-- BEGIN --

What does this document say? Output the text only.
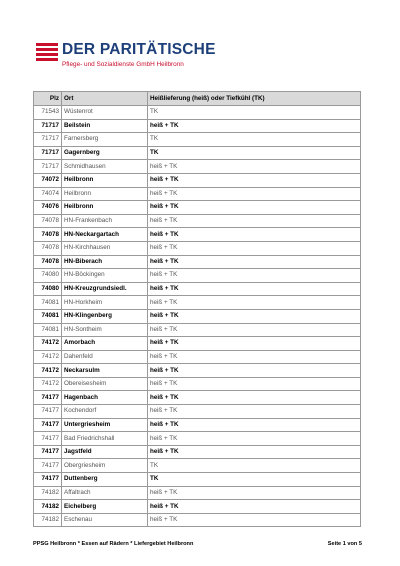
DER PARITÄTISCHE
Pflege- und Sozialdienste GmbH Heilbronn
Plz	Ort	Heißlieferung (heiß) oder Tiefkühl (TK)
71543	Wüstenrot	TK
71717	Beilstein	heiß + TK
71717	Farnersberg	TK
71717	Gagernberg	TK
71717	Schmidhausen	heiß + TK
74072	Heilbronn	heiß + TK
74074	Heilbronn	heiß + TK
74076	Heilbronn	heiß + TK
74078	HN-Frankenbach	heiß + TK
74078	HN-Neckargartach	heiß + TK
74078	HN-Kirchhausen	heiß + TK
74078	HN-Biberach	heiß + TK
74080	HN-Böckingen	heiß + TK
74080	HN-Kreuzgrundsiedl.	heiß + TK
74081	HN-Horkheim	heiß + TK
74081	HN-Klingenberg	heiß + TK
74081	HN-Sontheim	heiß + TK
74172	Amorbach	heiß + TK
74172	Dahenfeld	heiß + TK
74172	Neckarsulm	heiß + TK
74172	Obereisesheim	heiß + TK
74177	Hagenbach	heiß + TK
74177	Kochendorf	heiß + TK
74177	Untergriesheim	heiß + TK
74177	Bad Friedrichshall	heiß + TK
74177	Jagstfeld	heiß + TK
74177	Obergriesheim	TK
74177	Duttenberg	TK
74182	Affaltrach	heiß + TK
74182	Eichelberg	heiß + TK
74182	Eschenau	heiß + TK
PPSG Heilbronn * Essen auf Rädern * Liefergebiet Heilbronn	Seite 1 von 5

-- END --
-- BEGIN --

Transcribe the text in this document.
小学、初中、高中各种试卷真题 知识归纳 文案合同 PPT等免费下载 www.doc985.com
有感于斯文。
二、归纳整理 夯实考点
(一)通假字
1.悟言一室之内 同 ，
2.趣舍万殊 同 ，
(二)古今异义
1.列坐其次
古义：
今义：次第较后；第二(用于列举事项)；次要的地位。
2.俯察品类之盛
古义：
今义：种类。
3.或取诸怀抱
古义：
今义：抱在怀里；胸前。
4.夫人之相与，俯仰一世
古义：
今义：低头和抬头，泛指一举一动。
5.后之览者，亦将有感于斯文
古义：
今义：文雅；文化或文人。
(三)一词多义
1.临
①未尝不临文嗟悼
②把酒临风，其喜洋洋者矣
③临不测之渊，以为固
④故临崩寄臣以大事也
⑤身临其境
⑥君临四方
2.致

-- END --
-- BEGIN --

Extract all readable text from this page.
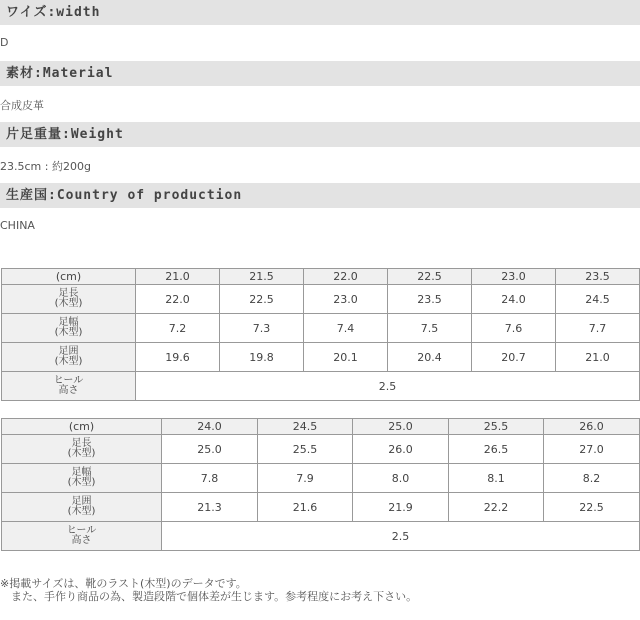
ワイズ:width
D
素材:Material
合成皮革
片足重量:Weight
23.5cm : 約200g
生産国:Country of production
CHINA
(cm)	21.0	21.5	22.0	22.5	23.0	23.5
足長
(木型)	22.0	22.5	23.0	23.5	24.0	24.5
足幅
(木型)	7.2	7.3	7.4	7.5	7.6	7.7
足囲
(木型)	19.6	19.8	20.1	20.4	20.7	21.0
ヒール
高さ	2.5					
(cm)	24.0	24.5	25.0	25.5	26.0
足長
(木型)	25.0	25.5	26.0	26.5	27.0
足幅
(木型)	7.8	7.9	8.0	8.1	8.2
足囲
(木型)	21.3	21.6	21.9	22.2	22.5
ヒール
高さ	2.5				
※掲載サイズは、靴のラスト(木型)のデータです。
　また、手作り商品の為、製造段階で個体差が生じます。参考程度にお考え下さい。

-- END --

(What is asked) Search the entries for the string "text" and collect each line that has it.

(Answer)
What does this document say? Output the text only.
Transcribe the text in this document.
Extract all readable text from this page.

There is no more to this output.